> Work to do:
(a) According to the shunt inductance winding patent text, how many tie rods are preferably used?
(b) Extend the shunt inductance winding patent text, picking up right after its last sentence.

US 4415874 A
The invention relates to a device for tightening the core and the upper and lower cross pieces of a shunt inductance winding by means of a plurality of tie rods (5, 6, 7) which are preferably seven in number and which pass through the central hole of the core. A cup-shaped part (12) held by nuts (13) is fitted onto the tie rods, the outer wall of this part is threaded, a nut (14) is screwed onto this part (12) and bears against axially elastic washers (15).
1. An electric shunt inductance winding for an electric power transport line, said inductance winding including a magnetic core, an electric winding surrounding said core, a magnetic barrel surrounding the electric winding to close the magnetic circuit, said magnetic barrel having two vertical legs, an upper cross bar and a lower cross bar connecting said legs together at opposite ends thereof, said magnetic core having a central hole and being constituted by a vertical stack of laminated iron core members separated from one another by spacers made of non-magnetic material, the improvement wherein the upper cross bar and the lower cross bar are clamped against the magnetic core and said vertical legs by means of a plurality of tie rods made of non-magnetic material passed through said central hole and through said cross-bars and spacing washers placed at regular intervals along the tie rods so as to prevent them from vibrating.

> Given material:

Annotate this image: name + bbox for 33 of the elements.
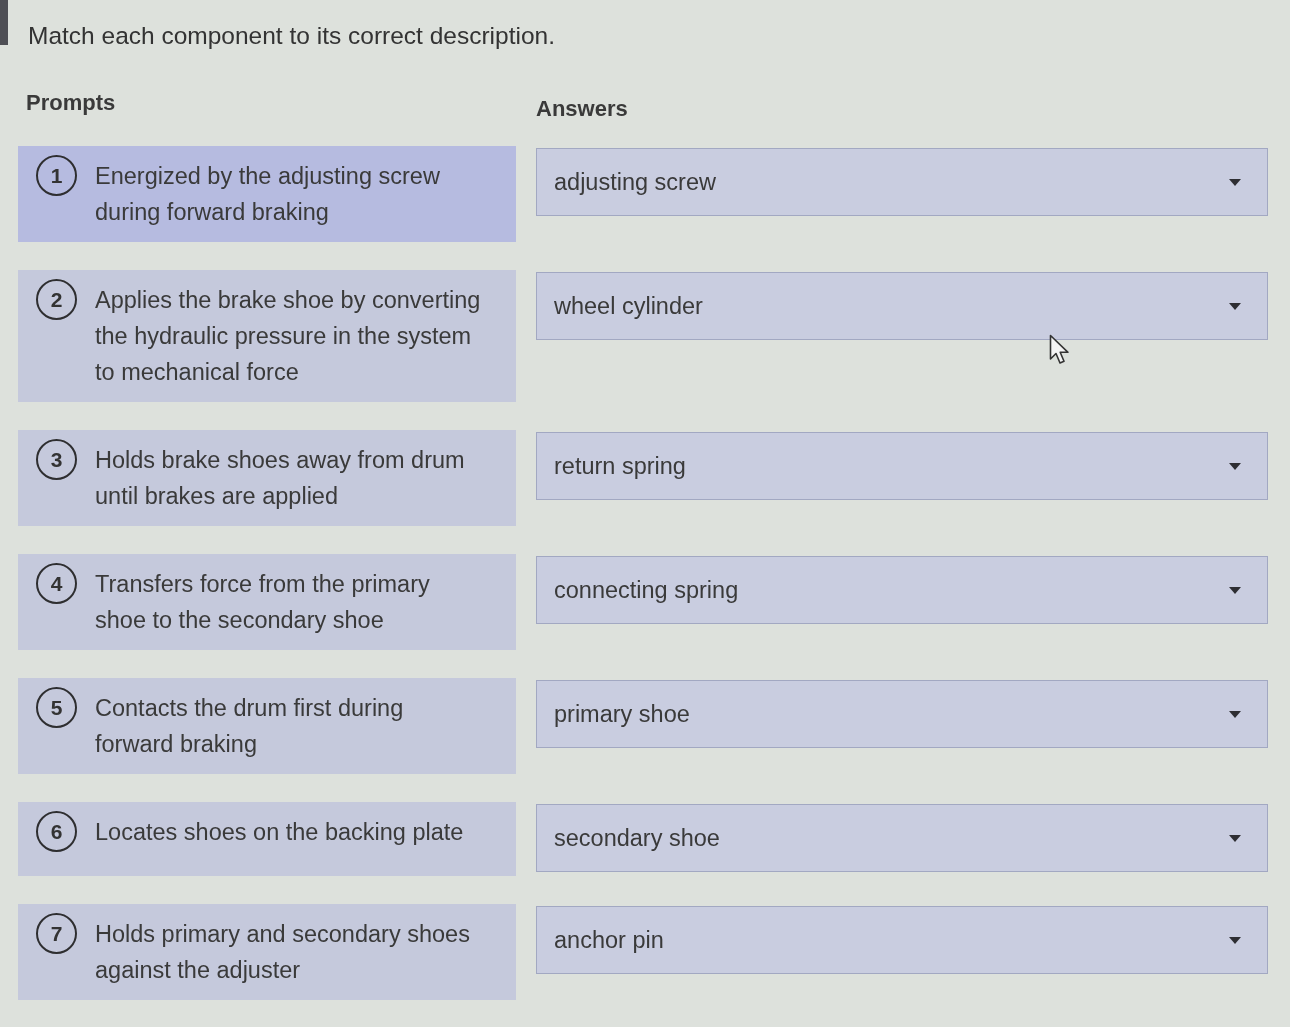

> Answers given:
(a) Seven.

(b)
2. An electric shunt inductance winding according to claim 1, wherein there are seven tie rods, one of which is located on the axis of the central hole of the core, six others evenly spaced out therearound.
3. An electric shunt inductance winding according to claim 2, wherein a cup-shaped part has a base with seven holes in it and is fitted onto the upper ends of the tie rods, nuts on the tie rods preventing said cup-shaped part from being removed, the outer periphery of said cup-shaped part being threaded and a nut screwed thereon against axially elastic washers interposed between the magnetic core and said cup-shaped part, said washers exerting a pressing force on the upper cross-bar.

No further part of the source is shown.